Write the data out again exactly, dropping any images it holds.

RECORDED DATA –

----

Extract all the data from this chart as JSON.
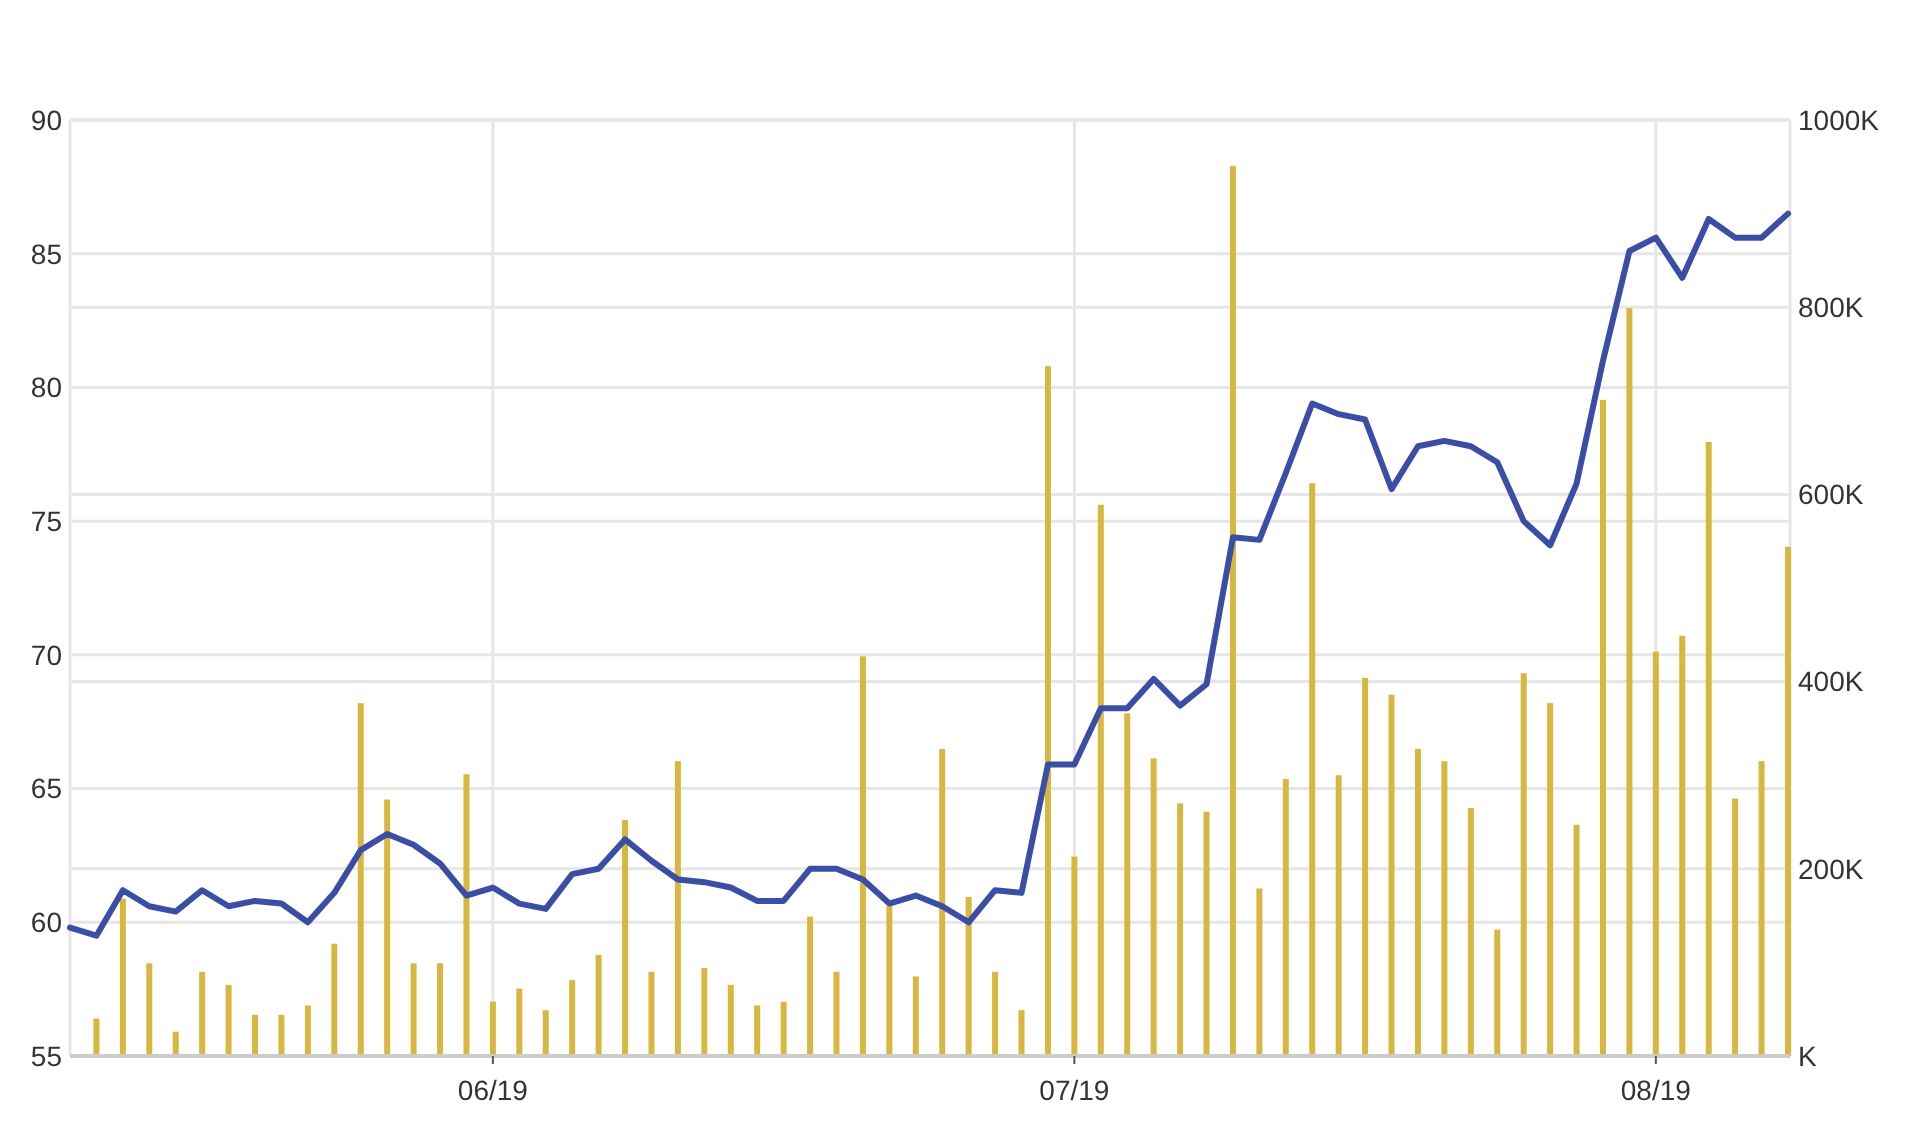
{
  "chart_data": {
    "type": "line",
    "categories": [
      null,
      null,
      null,
      null,
      null,
      null,
      null,
      null,
      null,
      null,
      null,
      null,
      null,
      null,
      null,
      null,
      "06/19",
      null,
      null,
      null,
      null,
      null,
      null,
      null,
      null,
      null,
      null,
      null,
      null,
      null,
      null,
      null,
      null,
      null,
      null,
      null,
      null,
      null,
      "07/19",
      null,
      null,
      null,
      null,
      null,
      null,
      null,
      null,
      null,
      null,
      null,
      null,
      null,
      null,
      null,
      null,
      null,
      null,
      null,
      null,
      null,
      "08/19",
      null,
      null,
      null,
      null,
      null
    ],
    "series": [
      {
        "type": "bar",
        "axis": "y2",
        "color": "#d8b740",
        "values": [
          null,
          40,
          168,
          99,
          26,
          90,
          76,
          44,
          44,
          54,
          120,
          377,
          274,
          99,
          99,
          301,
          58,
          72,
          49,
          81,
          108,
          252,
          90,
          315,
          94,
          76,
          54,
          58,
          149,
          90,
          427,
          160,
          85,
          328,
          170,
          90,
          49,
          737,
          213,
          589,
          366,
          318,
          270,
          261,
          951,
          179,
          296,
          612,
          300,
          404,
          386,
          328,
          315,
          265,
          135,
          409,
          377,
          247,
          701,
          799,
          432,
          449,
          656,
          275,
          315,
          544
        ]
      },
      {
        "color": "#3b4ea6",
        "values": [
          59.8,
          59.5,
          61.2,
          60.6,
          60.4,
          61.2,
          60.6,
          60.8,
          60.7,
          60.0,
          61.1,
          62.7,
          63.3,
          62.9,
          62.2,
          61.0,
          61.3,
          60.7,
          60.5,
          61.8,
          62.0,
          63.1,
          62.3,
          61.6,
          61.5,
          61.3,
          60.8,
          60.8,
          62.0,
          62.0,
          61.6,
          60.7,
          61.0,
          60.6,
          60.0,
          61.2,
          61.1,
          65.9,
          65.9,
          68.0,
          68.0,
          69.1,
          68.1,
          68.9,
          74.4,
          74.3,
          76.8,
          79.4,
          79.0,
          78.8,
          76.2,
          77.8,
          78.0,
          77.8,
          77.2,
          75.0,
          74.1,
          76.4,
          81.0,
          85.1,
          85.6,
          84.1,
          86.3,
          85.6,
          85.6,
          86.5
        ]
      }
    ],
    "ylim": [
      55,
      90
    ],
    "yticks": [
      55,
      60,
      65,
      70,
      75,
      80,
      85,
      90
    ],
    "y2lim": [
      0,
      1000
    ],
    "y2ticks": [
      {
        "value": 0,
        "label": "K"
      },
      {
        "value": 200,
        "label": "200K"
      },
      {
        "value": 400,
        "label": "400K"
      },
      {
        "value": 600,
        "label": "600K"
      },
      {
        "value": 800,
        "label": "800K"
      },
      {
        "value": 1000,
        "label": "1000K"
      }
    ],
    "grid": true
  }
}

----

OUTPUT BELOW –
Extract all the data from this chart as JSON.
{
  "chart_data": {
    "type": "line",
    "categories": [
      null,
      null,
      null,
      null,
      null,
      null,
      null,
      null,
      null,
      null,
      null,
      null,
      null,
      null,
      null,
      null,
      "06/19",
      null,
      null,
      null,
      null,
      null,
      null,
      null,
      null,
      null,
      null,
      null,
      null,
      null,
      null,
      null,
      null,
      null,
      null,
      null,
      null,
      null,
      "07/19",
      null,
      null,
      null,
      null,
      null,
      null,
      null,
      null,
      null,
      null,
      null,
      null,
      null,
      null,
      null,
      null,
      null,
      null,
      null,
      null,
      null,
      "08/19",
      null,
      null,
      null,
      null,
      null
    ],
    "series": [
      {
        "type": "bar",
        "axis": "y2",
        "color": "#d8b740",
        "values": [
          null,
          40,
          168,
          99,
          26,
          90,
          76,
          44,
          44,
          54,
          120,
          377,
          274,
          99,
          99,
          301,
          58,
          72,
          49,
          81,
          108,
          252,
          90,
          315,
          94,
          76,
          54,
          58,
          149,
          90,
          427,
          160,
          85,
          328,
          170,
          90,
          49,
          737,
          213,
          589,
          366,
          318,
          270,
          261,
          951,
          179,
          296,
          612,
          300,
          404,
          386,
          328,
          315,
          265,
          135,
          409,
          377,
          247,
          701,
          799,
          432,
          449,
          656,
          275,
          315,
          544
        ]
      },
      {
        "color": "#3b4ea6",
        "values": [
          59.8,
          59.5,
          61.2,
          60.6,
          60.4,
          61.2,
          60.6,
          60.8,
          60.7,
          60.0,
          61.1,
          62.7,
          63.3,
          62.9,
          62.2,
          61.0,
          61.3,
          60.7,
          60.5,
          61.8,
          62.0,
          63.1,
          62.3,
          61.6,
          61.5,
          61.3,
          60.8,
          60.8,
          62.0,
          62.0,
          61.6,
          60.7,
          61.0,
          60.6,
          60.0,
          61.2,
          61.1,
          65.9,
          65.9,
          68.0,
          68.0,
          69.1,
          68.1,
          68.9,
          74.4,
          74.3,
          76.8,
          79.4,
          79.0,
          78.8,
          76.2,
          77.8,
          78.0,
          77.8,
          77.2,
          75.0,
          74.1,
          76.4,
          81.0,
          85.1,
          85.6,
          84.1,
          86.3,
          85.6,
          85.6,
          86.5
        ]
      }
    ],
    "ylim": [
      55,
      90
    ],
    "yticks": [
      55,
      60,
      65,
      70,
      75,
      80,
      85,
      90
    ],
    "y2lim": [
      0,
      1000
    ],
    "y2ticks": [
      {
        "value": 0,
        "label": "K"
      },
      {
        "value": 200,
        "label": "200K"
      },
      {
        "value": 400,
        "label": "400K"
      },
      {
        "value": 600,
        "label": "600K"
      },
      {
        "value": 800,
        "label": "800K"
      },
      {
        "value": 1000,
        "label": "1000K"
      }
    ],
    "grid": true
  }
}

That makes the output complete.